-- START EXTRACTED DATA --

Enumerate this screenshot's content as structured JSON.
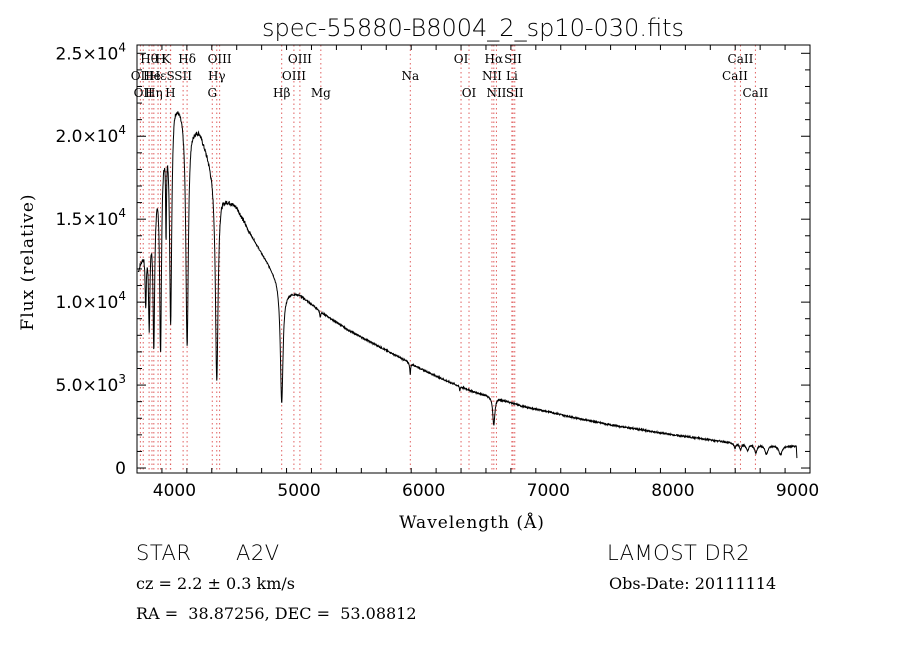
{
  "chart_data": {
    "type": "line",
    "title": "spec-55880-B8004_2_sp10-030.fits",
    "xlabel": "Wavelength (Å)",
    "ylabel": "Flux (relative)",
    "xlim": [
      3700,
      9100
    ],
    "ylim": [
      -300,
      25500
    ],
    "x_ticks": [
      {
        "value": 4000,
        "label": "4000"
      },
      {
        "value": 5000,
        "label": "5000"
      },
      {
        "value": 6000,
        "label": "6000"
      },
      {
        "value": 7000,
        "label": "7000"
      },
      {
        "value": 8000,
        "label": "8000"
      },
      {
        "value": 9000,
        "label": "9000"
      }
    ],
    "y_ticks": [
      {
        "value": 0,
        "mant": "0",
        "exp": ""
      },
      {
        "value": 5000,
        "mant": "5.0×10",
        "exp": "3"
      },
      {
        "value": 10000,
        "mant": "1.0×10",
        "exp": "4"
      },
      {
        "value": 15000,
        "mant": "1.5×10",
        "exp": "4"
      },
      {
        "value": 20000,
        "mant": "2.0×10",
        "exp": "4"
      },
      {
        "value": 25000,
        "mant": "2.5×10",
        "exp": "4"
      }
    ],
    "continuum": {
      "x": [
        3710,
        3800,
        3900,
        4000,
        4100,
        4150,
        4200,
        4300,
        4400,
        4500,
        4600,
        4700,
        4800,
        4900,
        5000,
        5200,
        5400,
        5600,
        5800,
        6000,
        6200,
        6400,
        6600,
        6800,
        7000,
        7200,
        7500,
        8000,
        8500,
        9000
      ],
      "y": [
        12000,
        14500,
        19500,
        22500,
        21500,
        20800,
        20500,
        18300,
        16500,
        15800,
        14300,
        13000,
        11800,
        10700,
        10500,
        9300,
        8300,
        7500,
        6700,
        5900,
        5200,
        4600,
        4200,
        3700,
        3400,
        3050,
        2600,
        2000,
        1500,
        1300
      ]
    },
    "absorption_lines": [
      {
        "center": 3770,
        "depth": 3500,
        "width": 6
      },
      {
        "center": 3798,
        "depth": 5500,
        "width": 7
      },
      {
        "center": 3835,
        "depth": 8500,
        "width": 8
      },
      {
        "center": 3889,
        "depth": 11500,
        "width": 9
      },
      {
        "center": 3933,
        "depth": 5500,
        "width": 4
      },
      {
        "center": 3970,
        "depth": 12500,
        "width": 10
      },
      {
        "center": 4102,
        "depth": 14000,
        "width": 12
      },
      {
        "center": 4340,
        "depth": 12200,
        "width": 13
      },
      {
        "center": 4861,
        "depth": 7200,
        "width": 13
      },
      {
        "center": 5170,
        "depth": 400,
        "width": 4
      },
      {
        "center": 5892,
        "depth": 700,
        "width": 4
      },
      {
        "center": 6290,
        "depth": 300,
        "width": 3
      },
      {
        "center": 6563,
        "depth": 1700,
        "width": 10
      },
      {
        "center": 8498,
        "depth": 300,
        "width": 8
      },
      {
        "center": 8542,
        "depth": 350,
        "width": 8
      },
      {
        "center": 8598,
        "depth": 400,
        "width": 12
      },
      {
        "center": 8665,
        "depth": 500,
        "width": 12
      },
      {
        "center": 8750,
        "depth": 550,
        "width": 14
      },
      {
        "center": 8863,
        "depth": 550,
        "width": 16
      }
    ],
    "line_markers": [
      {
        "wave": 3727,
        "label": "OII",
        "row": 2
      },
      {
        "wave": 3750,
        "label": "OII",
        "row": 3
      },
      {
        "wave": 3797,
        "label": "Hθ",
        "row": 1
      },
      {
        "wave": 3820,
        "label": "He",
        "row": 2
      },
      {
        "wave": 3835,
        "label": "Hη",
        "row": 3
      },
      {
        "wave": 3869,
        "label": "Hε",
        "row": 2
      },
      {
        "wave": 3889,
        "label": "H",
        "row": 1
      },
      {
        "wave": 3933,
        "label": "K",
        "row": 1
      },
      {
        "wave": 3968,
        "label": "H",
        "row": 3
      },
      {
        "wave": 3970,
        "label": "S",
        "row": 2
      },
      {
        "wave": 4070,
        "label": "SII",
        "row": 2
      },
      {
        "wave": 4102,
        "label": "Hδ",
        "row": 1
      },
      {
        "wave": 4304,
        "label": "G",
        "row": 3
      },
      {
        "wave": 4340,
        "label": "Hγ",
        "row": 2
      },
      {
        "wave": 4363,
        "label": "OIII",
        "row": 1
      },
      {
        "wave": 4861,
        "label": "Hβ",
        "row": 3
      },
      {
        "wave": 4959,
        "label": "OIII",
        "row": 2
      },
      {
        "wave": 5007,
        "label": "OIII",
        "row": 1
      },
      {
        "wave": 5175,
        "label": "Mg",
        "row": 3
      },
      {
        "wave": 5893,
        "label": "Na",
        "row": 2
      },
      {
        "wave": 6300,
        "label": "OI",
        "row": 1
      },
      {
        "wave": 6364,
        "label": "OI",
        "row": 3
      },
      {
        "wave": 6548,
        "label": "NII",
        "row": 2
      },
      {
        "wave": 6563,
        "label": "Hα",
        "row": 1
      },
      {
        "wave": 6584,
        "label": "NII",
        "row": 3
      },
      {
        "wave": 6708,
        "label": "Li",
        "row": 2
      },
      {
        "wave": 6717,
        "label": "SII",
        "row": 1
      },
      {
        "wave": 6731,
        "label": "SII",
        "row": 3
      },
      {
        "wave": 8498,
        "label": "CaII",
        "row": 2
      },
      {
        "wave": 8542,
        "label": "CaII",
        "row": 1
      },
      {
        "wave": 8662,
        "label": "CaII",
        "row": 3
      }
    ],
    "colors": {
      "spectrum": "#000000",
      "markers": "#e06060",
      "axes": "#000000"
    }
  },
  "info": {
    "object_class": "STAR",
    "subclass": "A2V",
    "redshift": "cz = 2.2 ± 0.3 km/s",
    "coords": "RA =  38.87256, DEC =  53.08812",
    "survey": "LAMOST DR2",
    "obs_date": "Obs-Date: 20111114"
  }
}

-- END EXTRACTED DATA --

- **WHAT THE TASK REQUIRES**: Reproduce each line of the entries in which the word "mant" is found.

- **OUTPUT**:
        "mant": "0",
        "mant": "5.0×10",
        "mant": "1.0×10",
        "mant": "1.5×10",
        "mant": "2.0×10",
        "mant": "2.5×10",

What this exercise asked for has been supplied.